▸ **WHAT THIS TASK INVOLVES**
From the listing below, pull out every line where the string "last" appears.

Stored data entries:

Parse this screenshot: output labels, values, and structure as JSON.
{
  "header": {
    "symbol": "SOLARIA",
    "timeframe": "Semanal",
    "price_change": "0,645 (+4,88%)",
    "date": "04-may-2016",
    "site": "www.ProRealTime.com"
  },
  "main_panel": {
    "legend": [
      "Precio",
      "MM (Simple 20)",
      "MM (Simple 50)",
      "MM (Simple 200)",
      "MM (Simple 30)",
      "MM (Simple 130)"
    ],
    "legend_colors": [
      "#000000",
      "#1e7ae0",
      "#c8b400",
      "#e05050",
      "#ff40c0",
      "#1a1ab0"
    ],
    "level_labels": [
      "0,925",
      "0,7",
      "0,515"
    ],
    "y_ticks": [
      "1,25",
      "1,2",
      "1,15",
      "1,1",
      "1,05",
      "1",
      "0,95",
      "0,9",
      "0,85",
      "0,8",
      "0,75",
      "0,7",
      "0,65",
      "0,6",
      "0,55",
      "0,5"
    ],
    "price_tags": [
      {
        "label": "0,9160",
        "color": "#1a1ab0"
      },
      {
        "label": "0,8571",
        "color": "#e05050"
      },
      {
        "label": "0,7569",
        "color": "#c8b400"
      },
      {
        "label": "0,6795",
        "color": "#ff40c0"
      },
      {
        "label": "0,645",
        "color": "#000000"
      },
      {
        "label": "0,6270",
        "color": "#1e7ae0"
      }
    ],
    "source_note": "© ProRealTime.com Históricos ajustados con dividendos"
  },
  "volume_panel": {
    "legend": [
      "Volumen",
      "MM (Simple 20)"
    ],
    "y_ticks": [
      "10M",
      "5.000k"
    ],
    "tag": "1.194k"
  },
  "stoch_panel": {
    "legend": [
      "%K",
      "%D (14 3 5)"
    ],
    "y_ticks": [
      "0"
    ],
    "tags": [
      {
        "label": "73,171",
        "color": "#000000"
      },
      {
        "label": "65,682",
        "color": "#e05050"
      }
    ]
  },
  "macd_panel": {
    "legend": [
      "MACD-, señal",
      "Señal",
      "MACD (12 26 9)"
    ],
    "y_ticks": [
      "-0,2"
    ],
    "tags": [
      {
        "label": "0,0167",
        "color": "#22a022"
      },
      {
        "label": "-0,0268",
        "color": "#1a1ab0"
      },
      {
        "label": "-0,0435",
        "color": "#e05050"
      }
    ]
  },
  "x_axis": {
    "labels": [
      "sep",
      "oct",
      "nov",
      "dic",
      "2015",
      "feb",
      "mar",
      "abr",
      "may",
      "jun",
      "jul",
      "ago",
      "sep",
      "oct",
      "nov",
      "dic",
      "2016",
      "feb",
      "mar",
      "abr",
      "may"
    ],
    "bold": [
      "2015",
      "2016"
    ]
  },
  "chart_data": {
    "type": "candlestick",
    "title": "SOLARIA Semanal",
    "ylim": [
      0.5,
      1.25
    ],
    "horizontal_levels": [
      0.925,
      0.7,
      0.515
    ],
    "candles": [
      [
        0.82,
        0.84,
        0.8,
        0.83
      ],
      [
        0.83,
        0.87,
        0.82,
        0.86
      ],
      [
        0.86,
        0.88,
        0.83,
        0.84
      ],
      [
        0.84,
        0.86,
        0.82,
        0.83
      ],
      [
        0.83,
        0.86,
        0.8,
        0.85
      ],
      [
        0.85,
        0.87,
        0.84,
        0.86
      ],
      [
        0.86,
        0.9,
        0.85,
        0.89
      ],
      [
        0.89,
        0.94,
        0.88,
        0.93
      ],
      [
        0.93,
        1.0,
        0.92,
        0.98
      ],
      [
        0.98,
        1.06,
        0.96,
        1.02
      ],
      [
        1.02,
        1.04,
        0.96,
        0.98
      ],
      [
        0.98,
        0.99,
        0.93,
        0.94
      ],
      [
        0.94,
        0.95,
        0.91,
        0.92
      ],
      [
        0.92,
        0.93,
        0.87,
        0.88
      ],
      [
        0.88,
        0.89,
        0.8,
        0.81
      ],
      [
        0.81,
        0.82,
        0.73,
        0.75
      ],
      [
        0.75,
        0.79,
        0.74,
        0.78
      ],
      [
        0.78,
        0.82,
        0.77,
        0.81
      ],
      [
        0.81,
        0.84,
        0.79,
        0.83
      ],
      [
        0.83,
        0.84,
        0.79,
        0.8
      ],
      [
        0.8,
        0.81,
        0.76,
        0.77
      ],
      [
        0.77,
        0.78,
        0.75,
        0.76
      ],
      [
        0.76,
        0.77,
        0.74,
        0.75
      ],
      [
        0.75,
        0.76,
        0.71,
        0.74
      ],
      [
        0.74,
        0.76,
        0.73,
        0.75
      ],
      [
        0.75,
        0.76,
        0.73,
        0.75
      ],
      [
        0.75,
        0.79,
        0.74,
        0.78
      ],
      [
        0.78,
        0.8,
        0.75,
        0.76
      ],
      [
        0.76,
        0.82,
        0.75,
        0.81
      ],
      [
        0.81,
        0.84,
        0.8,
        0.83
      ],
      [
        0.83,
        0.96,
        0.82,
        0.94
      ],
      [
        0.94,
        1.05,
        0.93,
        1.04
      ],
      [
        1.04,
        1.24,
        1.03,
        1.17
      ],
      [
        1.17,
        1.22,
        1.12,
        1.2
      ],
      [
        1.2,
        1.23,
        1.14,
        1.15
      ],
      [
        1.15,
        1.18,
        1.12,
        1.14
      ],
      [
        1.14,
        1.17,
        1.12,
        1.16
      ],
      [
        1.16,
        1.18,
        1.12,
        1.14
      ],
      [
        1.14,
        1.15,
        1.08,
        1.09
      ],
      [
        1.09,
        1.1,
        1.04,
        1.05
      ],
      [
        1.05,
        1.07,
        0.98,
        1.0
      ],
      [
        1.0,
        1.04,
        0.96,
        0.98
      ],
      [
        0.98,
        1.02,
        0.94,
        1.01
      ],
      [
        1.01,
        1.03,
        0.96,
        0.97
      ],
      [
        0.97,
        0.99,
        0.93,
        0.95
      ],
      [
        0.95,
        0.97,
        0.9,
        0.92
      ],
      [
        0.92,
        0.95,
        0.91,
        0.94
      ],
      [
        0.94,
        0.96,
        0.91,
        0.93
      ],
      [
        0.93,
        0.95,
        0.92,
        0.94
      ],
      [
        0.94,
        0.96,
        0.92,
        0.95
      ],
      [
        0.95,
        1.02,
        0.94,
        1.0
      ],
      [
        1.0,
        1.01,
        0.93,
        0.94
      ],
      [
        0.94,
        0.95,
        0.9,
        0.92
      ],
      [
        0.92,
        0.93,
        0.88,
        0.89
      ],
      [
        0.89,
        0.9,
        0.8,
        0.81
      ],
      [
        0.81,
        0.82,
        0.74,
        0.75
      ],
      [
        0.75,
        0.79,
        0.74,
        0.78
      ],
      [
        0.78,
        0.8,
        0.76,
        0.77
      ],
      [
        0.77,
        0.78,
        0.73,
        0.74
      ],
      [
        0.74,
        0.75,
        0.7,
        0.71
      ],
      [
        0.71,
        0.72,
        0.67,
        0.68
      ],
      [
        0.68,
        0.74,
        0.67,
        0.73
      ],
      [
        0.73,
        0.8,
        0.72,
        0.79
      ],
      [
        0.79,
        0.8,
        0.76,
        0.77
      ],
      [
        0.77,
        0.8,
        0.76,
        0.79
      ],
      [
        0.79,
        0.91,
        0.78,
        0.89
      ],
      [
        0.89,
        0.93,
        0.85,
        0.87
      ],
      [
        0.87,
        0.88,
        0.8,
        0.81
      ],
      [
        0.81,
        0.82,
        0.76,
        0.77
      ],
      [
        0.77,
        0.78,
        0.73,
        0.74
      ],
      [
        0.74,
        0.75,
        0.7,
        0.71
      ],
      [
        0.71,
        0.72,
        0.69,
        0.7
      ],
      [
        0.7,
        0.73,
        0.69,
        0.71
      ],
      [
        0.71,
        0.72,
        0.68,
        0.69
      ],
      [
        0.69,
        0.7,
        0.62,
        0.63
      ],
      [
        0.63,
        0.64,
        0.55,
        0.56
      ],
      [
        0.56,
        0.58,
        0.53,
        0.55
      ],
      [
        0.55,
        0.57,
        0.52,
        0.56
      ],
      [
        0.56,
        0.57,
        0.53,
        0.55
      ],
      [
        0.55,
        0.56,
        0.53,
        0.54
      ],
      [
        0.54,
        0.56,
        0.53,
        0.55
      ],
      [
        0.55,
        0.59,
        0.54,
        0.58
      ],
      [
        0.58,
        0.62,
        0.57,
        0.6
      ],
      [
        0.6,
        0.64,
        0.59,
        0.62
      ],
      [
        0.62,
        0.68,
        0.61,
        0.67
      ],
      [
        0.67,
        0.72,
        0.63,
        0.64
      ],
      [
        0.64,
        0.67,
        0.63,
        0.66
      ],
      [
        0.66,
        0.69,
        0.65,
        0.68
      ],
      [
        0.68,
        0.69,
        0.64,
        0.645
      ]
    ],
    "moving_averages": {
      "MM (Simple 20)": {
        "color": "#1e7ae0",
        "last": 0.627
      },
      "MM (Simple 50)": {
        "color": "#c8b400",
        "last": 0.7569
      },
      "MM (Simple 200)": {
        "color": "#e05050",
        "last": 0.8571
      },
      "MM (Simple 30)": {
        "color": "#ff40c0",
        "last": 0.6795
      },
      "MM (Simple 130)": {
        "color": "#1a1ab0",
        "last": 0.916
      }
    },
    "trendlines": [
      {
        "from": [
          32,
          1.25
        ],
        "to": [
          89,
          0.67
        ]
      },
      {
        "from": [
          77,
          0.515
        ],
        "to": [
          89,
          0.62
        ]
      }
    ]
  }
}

▸ **FINISHED EXERCISE**
        "last": 0.627
        "last": 0.7569
        "last": 0.8571
        "last": 0.6795
        "last": 0.916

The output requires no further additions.